* **SHORT TASK**: Take each line containing "Suriname" and report it exactly as written.

— begin SUPPLIED MATERIAL —

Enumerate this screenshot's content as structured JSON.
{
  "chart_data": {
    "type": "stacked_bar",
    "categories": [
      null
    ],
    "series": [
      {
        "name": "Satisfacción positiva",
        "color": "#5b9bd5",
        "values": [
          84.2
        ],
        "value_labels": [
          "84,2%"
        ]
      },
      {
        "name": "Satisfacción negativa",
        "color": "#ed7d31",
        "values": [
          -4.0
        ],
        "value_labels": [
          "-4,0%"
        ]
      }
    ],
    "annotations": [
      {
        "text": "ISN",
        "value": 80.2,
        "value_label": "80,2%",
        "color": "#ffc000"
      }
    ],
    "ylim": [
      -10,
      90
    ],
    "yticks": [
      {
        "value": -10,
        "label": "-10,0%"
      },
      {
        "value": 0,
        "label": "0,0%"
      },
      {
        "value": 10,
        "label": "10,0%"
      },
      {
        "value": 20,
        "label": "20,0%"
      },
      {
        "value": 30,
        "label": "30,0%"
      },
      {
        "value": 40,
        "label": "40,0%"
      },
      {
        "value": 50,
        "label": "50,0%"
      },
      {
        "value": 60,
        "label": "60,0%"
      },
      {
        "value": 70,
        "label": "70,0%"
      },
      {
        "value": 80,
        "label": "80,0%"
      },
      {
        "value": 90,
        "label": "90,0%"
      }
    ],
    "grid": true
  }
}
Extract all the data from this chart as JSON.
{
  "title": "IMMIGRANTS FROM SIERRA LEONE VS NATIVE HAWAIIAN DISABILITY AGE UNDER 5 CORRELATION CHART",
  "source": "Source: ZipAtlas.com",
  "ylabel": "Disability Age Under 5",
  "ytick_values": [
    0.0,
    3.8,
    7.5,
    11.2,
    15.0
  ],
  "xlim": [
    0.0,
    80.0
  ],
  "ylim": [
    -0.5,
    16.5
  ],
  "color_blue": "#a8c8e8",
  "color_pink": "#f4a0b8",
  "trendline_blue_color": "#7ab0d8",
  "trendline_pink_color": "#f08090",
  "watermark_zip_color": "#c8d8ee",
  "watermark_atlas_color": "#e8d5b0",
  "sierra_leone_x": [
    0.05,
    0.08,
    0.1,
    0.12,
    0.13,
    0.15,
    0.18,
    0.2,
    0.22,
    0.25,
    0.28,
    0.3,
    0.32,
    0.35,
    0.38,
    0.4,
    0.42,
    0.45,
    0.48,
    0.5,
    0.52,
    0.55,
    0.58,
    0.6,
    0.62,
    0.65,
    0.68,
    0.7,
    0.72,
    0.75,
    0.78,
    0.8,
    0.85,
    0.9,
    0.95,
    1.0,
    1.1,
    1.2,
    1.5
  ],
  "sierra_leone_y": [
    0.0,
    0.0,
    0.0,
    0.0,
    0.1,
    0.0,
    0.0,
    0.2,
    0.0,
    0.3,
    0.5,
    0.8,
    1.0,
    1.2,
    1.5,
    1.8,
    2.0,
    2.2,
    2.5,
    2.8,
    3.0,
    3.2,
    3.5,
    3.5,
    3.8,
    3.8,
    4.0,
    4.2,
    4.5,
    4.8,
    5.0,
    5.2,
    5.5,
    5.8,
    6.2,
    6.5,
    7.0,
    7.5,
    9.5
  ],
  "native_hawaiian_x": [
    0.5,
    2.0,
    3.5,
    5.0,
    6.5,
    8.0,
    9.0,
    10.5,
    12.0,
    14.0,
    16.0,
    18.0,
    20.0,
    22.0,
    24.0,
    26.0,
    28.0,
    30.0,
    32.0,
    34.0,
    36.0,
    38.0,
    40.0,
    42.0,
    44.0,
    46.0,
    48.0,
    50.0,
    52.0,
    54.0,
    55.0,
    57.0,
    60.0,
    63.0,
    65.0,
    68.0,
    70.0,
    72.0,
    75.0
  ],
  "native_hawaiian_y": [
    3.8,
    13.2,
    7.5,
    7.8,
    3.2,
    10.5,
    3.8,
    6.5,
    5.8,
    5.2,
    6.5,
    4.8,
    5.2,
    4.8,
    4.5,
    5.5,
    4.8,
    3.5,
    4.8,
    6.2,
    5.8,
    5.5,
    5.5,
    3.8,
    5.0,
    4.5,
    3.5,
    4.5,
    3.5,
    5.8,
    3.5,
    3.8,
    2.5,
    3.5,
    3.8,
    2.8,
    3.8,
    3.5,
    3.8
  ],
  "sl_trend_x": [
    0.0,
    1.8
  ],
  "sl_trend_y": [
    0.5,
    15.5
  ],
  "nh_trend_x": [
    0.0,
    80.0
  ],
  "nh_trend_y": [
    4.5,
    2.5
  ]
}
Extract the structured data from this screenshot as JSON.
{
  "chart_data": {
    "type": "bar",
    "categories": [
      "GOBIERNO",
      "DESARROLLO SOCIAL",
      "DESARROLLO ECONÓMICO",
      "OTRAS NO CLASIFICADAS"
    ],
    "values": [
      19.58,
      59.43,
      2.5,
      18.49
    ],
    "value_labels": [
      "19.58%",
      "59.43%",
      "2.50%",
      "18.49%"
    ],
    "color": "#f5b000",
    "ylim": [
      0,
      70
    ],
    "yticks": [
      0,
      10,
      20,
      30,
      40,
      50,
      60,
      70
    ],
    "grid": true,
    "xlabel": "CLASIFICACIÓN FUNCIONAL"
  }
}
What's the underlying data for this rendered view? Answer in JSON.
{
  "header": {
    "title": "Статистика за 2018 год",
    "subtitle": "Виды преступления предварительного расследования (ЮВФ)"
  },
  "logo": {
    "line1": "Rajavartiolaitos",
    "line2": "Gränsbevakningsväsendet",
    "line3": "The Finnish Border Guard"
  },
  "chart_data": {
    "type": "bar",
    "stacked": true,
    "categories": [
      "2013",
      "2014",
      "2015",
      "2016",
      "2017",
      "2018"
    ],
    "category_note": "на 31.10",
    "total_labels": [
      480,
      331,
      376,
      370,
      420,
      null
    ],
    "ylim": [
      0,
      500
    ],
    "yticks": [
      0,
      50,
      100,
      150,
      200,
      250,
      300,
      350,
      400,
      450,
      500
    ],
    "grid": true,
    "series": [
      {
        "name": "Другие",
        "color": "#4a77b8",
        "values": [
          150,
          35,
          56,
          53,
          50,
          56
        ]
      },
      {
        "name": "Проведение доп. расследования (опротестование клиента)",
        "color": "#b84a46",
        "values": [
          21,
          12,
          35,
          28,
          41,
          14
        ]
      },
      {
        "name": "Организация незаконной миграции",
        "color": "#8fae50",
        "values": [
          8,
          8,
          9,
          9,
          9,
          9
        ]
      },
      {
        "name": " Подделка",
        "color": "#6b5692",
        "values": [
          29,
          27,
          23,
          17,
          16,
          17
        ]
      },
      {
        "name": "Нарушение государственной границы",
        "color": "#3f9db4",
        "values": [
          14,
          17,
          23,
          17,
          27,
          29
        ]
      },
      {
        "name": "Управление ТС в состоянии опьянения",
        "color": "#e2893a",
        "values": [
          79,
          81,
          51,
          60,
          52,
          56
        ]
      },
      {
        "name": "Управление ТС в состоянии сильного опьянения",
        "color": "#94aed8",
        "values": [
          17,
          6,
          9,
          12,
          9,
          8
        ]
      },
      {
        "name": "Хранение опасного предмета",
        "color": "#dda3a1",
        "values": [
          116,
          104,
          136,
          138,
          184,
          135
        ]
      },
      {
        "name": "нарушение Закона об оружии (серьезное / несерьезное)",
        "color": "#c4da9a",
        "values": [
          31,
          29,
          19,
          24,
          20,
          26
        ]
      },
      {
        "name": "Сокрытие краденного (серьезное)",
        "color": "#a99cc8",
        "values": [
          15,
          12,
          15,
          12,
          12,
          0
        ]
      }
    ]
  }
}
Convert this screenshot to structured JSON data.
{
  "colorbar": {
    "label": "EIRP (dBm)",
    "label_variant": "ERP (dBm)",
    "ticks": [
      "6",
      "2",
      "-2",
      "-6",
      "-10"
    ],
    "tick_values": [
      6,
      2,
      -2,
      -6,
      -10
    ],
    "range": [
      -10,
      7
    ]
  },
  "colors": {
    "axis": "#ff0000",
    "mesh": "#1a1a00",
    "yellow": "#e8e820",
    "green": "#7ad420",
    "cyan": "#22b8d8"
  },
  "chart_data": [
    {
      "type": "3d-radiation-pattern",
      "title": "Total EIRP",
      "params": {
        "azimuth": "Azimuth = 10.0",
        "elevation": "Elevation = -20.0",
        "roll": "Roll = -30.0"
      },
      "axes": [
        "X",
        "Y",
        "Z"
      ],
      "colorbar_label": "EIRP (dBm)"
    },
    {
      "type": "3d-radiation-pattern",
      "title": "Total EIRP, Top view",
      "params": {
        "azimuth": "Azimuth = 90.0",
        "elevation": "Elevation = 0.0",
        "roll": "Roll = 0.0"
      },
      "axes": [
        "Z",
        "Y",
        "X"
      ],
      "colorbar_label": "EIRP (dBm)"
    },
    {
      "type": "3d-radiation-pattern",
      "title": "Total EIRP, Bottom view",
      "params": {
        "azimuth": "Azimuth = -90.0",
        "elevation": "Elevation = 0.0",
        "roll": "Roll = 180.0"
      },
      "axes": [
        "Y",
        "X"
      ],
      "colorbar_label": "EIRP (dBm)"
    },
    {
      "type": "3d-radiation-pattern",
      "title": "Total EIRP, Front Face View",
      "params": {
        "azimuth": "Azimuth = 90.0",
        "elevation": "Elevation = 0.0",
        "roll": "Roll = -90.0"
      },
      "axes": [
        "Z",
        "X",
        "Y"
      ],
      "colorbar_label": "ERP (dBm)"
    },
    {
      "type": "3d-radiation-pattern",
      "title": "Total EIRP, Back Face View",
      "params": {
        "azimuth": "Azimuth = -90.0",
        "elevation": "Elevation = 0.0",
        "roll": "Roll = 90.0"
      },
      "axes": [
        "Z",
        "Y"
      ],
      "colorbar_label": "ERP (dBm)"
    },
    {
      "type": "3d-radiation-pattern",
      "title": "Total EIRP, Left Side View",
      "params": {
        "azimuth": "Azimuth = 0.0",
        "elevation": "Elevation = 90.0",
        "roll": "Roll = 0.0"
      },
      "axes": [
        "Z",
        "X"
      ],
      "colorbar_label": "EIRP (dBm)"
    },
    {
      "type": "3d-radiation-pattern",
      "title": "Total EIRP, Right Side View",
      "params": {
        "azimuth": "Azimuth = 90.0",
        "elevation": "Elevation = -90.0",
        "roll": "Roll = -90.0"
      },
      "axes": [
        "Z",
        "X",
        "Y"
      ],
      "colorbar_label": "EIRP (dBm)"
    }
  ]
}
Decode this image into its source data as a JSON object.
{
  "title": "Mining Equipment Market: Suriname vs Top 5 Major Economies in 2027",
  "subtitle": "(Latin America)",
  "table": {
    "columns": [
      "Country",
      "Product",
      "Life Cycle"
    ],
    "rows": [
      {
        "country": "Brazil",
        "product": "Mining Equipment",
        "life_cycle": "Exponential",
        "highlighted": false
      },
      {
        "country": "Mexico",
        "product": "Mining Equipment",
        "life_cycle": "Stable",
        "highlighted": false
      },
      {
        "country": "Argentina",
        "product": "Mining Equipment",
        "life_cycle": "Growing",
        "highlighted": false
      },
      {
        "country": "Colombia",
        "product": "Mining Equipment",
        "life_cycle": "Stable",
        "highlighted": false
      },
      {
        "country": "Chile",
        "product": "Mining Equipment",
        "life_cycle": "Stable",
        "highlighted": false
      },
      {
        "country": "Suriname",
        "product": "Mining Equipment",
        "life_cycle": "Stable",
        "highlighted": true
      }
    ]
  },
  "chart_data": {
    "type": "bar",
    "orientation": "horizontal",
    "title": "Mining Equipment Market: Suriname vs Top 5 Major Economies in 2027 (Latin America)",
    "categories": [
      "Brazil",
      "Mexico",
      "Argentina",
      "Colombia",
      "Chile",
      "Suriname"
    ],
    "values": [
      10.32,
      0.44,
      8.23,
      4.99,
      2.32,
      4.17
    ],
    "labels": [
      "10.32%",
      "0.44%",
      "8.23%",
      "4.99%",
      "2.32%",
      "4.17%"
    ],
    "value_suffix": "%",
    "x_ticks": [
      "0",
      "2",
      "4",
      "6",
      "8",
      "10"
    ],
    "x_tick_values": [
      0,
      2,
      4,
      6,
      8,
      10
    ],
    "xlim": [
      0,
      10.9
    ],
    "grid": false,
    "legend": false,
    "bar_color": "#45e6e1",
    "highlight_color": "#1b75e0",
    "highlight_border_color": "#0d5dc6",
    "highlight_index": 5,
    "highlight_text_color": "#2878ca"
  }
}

— end SUPPLIED MATERIAL —

* **SOLUTION TO THIS PROBLEM**:
  "title": "Mining Equipment Market: Suriname vs Top 5 Major Economies in 2027",
        "country": "Suriname",
    "title": "Mining Equipment Market: Suriname vs Top 5 Major Economies in 2027 (Latin America)",
      "Suriname"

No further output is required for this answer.